### REQUIREMENT
Exactly reproduce the entries, dropping any pictures from your copy.

━━━━━━

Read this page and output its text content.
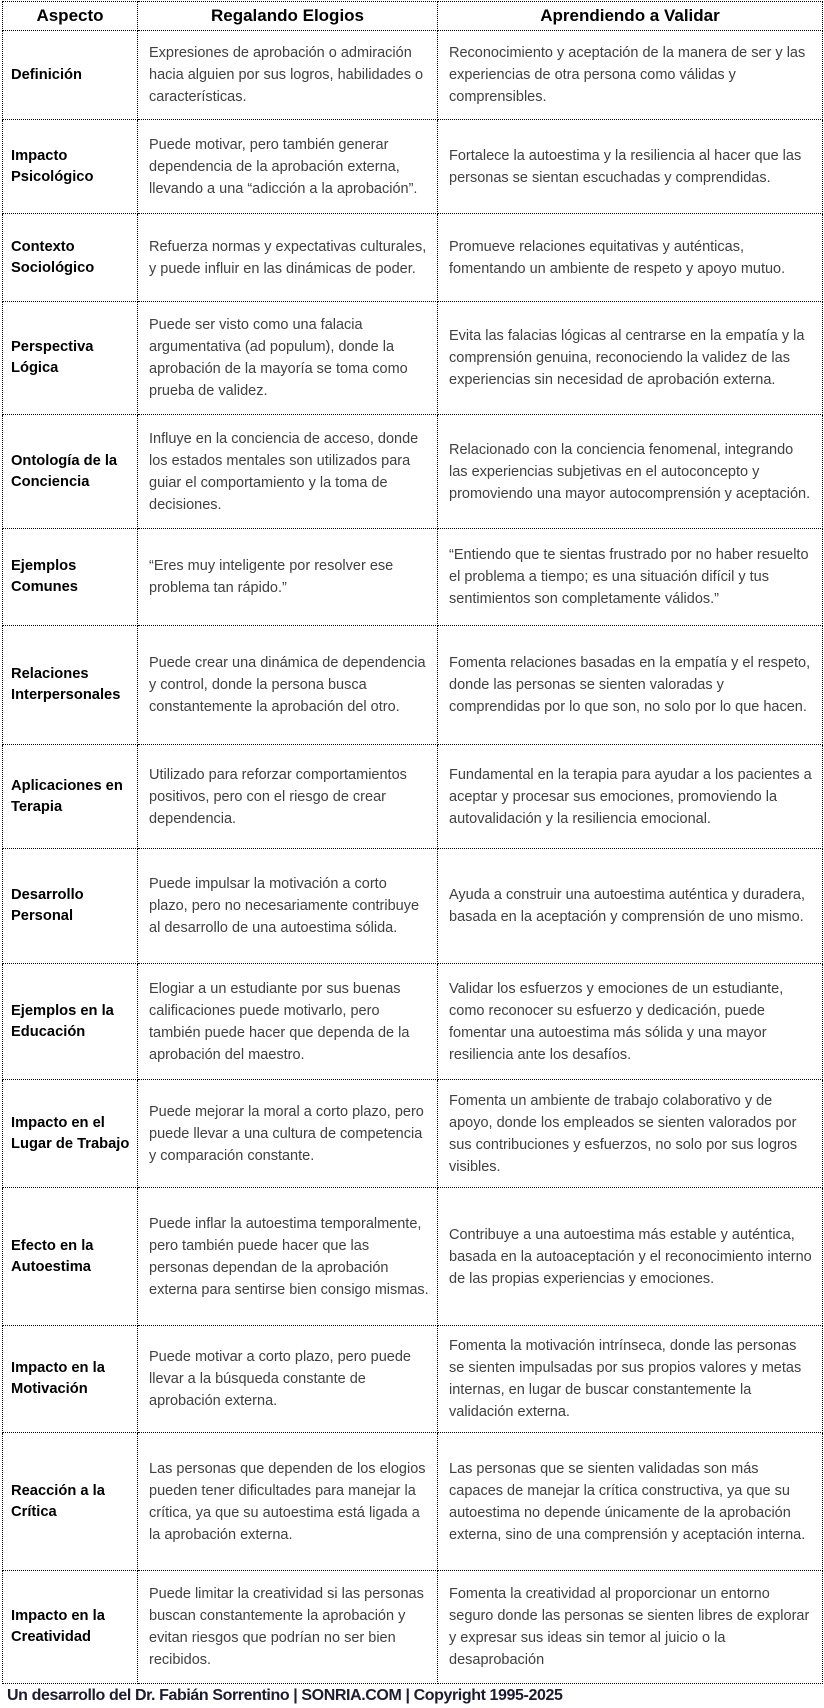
Aspecto	Regalando Elogios	Aprendiendo a Validar
Definición	Expresiones de aprobación o admiración hacia alguien por sus logros, habilidades o características.	Reconocimiento y aceptación de la manera de ser y las experiencias de otra persona como válidas y comprensibles.
Impacto Psicológico	Puede motivar, pero también generar dependencia de la aprobación externa, llevando a una “adicción a la aprobación”.	Fortalece la autoestima y la resiliencia al hacer que las personas se sientan escuchadas y comprendidas.
Contexto Sociológico	Refuerza normas y expectativas culturales, y puede influir en las dinámicas de poder.	Promueve relaciones equitativas y auténticas, fomentando un ambiente de respeto y apoyo mutuo.
Perspectiva Lógica	Puede ser visto como una falacia argumentativa (ad populum), donde la aprobación de la mayoría se toma como prueba de validez.	Evita las falacias lógicas al centrarse en la empatía y la comprensión genuina, reconociendo la validez de las experiencias sin necesidad de aprobación externa.
Ontología de la Conciencia	Influye en la conciencia de acceso, donde los estados mentales son utilizados para guiar el comportamiento y la toma de decisiones.	Relacionado con la conciencia fenomenal, integrando las experiencias subjetivas en el autoconcepto y promoviendo una mayor autocomprensión y aceptación.
Ejemplos Comunes	“Eres muy inteligente por resolver ese problema tan rápido.”	“Entiendo que te sientas frustrado por no haber resuelto el problema a tiempo; es una situación difícil y tus sentimientos son completamente válidos.”
Relaciones Interpersonales	Puede crear una dinámica de dependencia y control, donde la persona busca constantemente la aprobación del otro.	Fomenta relaciones basadas en la empatía y el respeto, donde las personas se sienten valoradas y comprendidas por lo que son, no solo por lo que hacen.
Aplicaciones en Terapia	Utilizado para reforzar comportamientos positivos, pero con el riesgo de crear dependencia.	Fundamental en la terapia para ayudar a los pacientes a aceptar y procesar sus emociones, promoviendo la autovalidación y la resiliencia emocional.
Desarrollo Personal	Puede impulsar la motivación a corto plazo, pero no necesariamente contribuye al desarrollo de una autoestima sólida.	Ayuda a construir una autoestima auténtica y duradera, basada en la aceptación y comprensión de uno mismo.
Ejemplos en la Educación	Elogiar a un estudiante por sus buenas calificaciones puede motivarlo, pero también puede hacer que dependa de la aprobación del maestro.	Validar los esfuerzos y emociones de un estudiante, como reconocer su esfuerzo y dedicación, puede fomentar una autoestima más sólida y una mayor resiliencia ante los desafíos.
Impacto en el Lugar de Trabajo	Puede mejorar la moral a corto plazo, pero puede llevar a una cultura de competencia y comparación constante.	Fomenta un ambiente de trabajo colaborativo y de apoyo, donde los empleados se sienten valorados por sus contribuciones y esfuerzos, no solo por sus logros visibles.
Efecto en la Autoestima	Puede inflar la autoestima temporalmente, pero también puede hacer que las personas dependan de la aprobación externa para sentirse bien consigo mismas.	Contribuye a una autoestima más estable y auténtica, basada en la autoaceptación y el reconocimiento interno de las propias experiencias y emociones.
Impacto en la Motivación	Puede motivar a corto plazo, pero puede llevar a la búsqueda constante de aprobación externa.	Fomenta la motivación intrínseca, donde las personas se sienten impulsadas por sus propios valores y metas internas, en lugar de buscar constantemente la validación externa.
Reacción a la Crítica	Las personas que dependen de los elogios pueden tener dificultades para manejar la crítica, ya que su autoestima está ligada a la aprobación externa.	Las personas que se sienten validadas son más capaces de manejar la crítica constructiva, ya que su autoestima no depende únicamente de la aprobación externa, sino de una comprensión y aceptación interna.
Impacto en la Creatividad	Puede limitar la creatividad si las personas buscan constantemente la aprobación y evitan riesgos que podrían no ser bien recibidos.	Fomenta la creatividad al proporcionar un entorno seguro donde las personas se sienten libres de explorar y expresar sus ideas sin temor al juicio o la desaprobación
Un desarrollo del Dr. Fabián Sorrentino | SONRIA.COM | Copyright 1995-2025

━━━━━━

### PROBLEM SOLUTION
Read this page and output its text content.
Aspecto	Regalando Elogios	Aprendiendo a Validar
Definición	Expresiones de aprobación o admiración hacia alguien por sus logros, habilidades o características.	Reconocimiento y aceptación de la manera de ser y las experiencias de otra persona como válidas y comprensibles.
Impacto Psicológico	Puede motivar, pero también generar dependencia de la aprobación externa, llevando a una “adicción a la aprobación”.	Fortalece la autoestima y la resiliencia al hacer que las personas se sientan escuchadas y comprendidas.
Contexto Sociológico	Refuerza normas y expectativas culturales, y puede influir en las dinámicas de poder.	Promueve relaciones equitativas y auténticas, fomentando un ambiente de respeto y apoyo mutuo.
Perspectiva Lógica	Puede ser visto como una falacia argumentativa (ad populum), donde la aprobación de la mayoría se toma como prueba de validez.	Evita las falacias lógicas al centrarse en la empatía y la comprensión genuina, reconociendo la validez de las experiencias sin necesidad de aprobación externa.
Ontología de la Conciencia	Influye en la conciencia de acceso, donde los estados mentales son utilizados para guiar el comportamiento y la toma de decisiones.	Relacionado con la conciencia fenomenal, integrando las experiencias subjetivas en el autoconcepto y promoviendo una mayor autocomprensión y aceptación.
Ejemplos Comunes	“Eres muy inteligente por resolver ese problema tan rápido.”	“Entiendo que te sientas frustrado por no haber resuelto el problema a tiempo; es una situación difícil y tus sentimientos son completamente válidos.”
Relaciones Interpersonales	Puede crear una dinámica de dependencia y control, donde la persona busca constantemente la aprobación del otro.	Fomenta relaciones basadas en la empatía y el respeto, donde las personas se sienten valoradas y comprendidas por lo que son, no solo por lo que hacen.
Aplicaciones en Terapia	Utilizado para reforzar comportamientos positivos, pero con el riesgo de crear dependencia.	Fundamental en la terapia para ayudar a los pacientes a aceptar y procesar sus emociones, promoviendo la autovalidación y la resiliencia emocional.
Desarrollo Personal	Puede impulsar la motivación a corto plazo, pero no necesariamente contribuye al desarrollo de una autoestima sólida.	Ayuda a construir una autoestima auténtica y duradera, basada en la aceptación y comprensión de uno mismo.
Ejemplos en la Educación	Elogiar a un estudiante por sus buenas calificaciones puede motivarlo, pero también puede hacer que dependa de la aprobación del maestro.	Validar los esfuerzos y emociones de un estudiante, como reconocer su esfuerzo y dedicación, puede fomentar una autoestima más sólida y una mayor resiliencia ante los desafíos.
Impacto en el Lugar de Trabajo	Puede mejorar la moral a corto plazo, pero puede llevar a una cultura de competencia y comparación constante.	Fomenta un ambiente de trabajo colaborativo y de apoyo, donde los empleados se sienten valorados por sus contribuciones y esfuerzos, no solo por sus logros visibles.
Efecto en la Autoestima	Puede inflar la autoestima temporalmente, pero también puede hacer que las personas dependan de la aprobación externa para sentirse bien consigo mismas.	Contribuye a una autoestima más estable y auténtica, basada en la autoaceptación y el reconocimiento interno de las propias experiencias y emociones.
Impacto en la Motivación	Puede motivar a corto plazo, pero puede llevar a la búsqueda constante de aprobación externa.	Fomenta la motivación intrínseca, donde las personas se sienten impulsadas por sus propios valores y metas internas, en lugar de buscar constantemente la validación externa.
Reacción a la Crítica	Las personas que dependen de los elogios pueden tener dificultades para manejar la crítica, ya que su autoestima está ligada a la aprobación externa.	Las personas que se sienten validadas son más capaces de manejar la crítica constructiva, ya que su autoestima no depende únicamente de la aprobación externa, sino de una comprensión y aceptación interna.
Impacto en la Creatividad	Puede limitar la creatividad si las personas buscan constantemente la aprobación y evitan riesgos que podrían no ser bien recibidos.	Fomenta la creatividad al proporcionar un entorno seguro donde las personas se sienten libres de explorar y expresar sus ideas sin temor al juicio o la desaprobación
Un desarrollo del Dr. Fabián Sorrentino | SONRIA.COM | Copyright 1995-2025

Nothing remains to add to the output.